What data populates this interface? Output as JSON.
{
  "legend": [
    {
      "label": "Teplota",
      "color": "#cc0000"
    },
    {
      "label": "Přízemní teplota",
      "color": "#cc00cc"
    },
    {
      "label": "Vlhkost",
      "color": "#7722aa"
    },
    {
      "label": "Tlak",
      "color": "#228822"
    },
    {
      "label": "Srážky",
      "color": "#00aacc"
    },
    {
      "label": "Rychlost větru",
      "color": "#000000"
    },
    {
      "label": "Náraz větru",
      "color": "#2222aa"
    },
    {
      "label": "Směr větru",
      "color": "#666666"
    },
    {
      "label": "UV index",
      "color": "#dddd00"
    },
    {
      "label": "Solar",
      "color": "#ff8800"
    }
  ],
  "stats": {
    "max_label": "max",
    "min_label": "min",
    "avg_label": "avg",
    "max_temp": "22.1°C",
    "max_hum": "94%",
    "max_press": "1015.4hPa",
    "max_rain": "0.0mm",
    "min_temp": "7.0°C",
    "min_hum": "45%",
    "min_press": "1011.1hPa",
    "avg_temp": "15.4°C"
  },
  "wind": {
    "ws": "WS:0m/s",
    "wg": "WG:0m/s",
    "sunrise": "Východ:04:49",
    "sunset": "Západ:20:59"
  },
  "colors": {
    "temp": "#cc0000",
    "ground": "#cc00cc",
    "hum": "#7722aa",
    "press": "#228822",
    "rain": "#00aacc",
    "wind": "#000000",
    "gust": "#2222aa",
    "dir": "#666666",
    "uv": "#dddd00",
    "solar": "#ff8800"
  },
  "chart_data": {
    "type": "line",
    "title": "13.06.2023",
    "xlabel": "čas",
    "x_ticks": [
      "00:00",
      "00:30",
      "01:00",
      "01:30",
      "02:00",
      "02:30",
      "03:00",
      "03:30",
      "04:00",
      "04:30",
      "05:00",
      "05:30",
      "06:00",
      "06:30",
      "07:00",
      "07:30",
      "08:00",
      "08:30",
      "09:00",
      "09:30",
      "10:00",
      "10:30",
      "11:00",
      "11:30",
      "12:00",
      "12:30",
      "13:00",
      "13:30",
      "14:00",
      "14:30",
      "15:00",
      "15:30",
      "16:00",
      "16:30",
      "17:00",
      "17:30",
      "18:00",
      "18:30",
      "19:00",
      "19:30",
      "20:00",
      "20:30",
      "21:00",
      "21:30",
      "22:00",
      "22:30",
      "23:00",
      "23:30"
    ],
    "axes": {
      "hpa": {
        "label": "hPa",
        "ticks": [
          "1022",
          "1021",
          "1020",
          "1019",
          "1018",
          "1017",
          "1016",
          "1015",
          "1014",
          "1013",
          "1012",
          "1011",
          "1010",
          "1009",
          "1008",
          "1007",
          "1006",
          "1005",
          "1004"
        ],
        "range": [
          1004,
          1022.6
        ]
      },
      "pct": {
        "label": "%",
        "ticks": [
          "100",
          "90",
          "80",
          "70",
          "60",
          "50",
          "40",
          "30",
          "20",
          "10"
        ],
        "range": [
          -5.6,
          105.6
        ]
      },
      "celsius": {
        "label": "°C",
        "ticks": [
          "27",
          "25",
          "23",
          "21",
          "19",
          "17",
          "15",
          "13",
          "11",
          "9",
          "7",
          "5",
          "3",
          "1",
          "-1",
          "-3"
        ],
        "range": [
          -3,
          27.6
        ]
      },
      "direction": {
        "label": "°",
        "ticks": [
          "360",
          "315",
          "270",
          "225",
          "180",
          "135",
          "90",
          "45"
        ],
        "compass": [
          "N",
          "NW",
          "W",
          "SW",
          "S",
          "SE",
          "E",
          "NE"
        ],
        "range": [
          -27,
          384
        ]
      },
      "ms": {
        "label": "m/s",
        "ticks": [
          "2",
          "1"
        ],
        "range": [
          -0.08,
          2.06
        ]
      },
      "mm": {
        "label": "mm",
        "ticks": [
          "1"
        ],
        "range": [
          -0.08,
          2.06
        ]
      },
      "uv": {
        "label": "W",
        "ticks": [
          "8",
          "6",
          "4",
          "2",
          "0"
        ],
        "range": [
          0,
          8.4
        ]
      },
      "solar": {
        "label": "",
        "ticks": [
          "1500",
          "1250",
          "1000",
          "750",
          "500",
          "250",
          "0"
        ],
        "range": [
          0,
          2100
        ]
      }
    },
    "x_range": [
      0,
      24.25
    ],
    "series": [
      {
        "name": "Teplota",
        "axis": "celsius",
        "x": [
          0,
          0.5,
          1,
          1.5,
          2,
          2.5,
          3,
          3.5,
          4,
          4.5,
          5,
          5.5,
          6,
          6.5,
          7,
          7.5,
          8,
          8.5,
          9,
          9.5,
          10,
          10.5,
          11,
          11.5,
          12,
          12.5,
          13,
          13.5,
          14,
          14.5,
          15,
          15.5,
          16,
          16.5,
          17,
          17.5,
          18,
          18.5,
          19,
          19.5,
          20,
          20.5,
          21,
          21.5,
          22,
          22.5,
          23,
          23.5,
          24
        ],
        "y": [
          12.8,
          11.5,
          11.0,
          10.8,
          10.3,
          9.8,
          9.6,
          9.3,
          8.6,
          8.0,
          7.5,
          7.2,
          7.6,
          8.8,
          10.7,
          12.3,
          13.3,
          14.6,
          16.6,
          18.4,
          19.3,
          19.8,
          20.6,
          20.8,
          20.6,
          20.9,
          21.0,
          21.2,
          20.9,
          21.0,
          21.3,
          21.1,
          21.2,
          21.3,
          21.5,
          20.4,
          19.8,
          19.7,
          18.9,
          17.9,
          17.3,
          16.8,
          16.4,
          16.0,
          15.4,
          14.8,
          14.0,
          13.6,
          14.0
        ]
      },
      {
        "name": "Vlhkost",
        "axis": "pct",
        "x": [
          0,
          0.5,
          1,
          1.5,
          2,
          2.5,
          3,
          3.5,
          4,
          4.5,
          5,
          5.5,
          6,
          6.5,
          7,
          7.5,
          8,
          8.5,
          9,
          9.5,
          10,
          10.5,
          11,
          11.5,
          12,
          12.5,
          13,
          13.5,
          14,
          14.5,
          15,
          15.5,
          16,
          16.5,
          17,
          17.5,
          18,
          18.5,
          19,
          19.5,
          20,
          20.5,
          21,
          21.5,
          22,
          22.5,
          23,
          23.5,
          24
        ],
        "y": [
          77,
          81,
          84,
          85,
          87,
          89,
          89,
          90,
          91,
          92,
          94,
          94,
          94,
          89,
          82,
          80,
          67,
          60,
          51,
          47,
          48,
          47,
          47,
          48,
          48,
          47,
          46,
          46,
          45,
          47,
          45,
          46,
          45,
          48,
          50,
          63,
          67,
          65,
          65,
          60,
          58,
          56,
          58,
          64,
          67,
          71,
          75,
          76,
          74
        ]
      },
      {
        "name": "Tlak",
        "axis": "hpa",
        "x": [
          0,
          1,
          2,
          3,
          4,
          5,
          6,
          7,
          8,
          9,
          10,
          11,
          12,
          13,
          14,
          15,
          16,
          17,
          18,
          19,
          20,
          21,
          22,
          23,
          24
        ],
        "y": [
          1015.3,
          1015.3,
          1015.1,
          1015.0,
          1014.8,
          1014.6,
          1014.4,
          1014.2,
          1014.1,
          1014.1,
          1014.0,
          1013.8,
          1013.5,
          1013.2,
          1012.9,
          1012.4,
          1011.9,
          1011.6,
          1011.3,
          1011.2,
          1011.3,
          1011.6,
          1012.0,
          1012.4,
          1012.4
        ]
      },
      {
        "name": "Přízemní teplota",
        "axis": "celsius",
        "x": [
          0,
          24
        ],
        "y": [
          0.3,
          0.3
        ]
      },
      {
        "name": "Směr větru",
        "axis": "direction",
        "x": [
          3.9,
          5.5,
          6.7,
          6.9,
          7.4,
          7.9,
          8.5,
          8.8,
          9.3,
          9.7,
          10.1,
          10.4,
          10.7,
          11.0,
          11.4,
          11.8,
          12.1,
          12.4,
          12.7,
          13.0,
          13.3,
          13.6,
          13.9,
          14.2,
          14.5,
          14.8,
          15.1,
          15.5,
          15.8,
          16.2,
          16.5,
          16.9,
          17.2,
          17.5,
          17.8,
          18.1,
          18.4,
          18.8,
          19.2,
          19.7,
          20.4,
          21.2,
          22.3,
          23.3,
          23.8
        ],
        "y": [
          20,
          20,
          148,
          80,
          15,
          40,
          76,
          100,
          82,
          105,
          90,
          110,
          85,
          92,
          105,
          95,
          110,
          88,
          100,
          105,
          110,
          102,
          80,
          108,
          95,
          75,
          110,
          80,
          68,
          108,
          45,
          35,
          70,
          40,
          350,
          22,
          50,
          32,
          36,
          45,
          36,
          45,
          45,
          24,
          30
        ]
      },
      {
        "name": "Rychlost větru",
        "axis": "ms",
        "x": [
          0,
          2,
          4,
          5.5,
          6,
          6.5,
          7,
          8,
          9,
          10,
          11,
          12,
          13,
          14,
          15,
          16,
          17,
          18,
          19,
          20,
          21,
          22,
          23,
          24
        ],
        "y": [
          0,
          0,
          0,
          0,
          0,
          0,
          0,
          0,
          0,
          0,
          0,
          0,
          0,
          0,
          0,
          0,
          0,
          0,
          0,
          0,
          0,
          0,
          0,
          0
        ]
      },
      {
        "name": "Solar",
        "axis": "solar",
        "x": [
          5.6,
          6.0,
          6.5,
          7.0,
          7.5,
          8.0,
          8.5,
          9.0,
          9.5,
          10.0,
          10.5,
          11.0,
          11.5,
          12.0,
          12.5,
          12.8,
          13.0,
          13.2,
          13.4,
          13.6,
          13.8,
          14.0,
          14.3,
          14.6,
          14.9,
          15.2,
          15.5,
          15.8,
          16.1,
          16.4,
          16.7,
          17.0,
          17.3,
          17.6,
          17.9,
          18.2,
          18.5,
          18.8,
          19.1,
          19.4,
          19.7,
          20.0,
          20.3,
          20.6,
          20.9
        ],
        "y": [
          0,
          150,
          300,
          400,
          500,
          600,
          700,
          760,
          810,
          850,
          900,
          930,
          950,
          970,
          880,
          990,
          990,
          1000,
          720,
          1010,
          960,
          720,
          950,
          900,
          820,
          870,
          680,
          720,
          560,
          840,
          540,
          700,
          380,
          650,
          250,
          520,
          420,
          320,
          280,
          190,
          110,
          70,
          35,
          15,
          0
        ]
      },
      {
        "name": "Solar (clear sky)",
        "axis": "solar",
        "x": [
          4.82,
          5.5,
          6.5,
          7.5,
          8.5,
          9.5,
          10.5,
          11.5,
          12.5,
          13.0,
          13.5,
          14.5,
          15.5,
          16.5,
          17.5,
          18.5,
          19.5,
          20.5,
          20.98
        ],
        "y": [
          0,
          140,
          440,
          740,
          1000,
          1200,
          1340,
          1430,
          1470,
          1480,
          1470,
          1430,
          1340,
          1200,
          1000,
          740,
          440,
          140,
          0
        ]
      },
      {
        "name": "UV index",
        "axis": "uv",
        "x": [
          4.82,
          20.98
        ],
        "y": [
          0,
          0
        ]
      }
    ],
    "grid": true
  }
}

GOAL – Report how many lines of the listing above include the word "axis". Say nothing but the number.

OUTPUT OF THE TASK – 9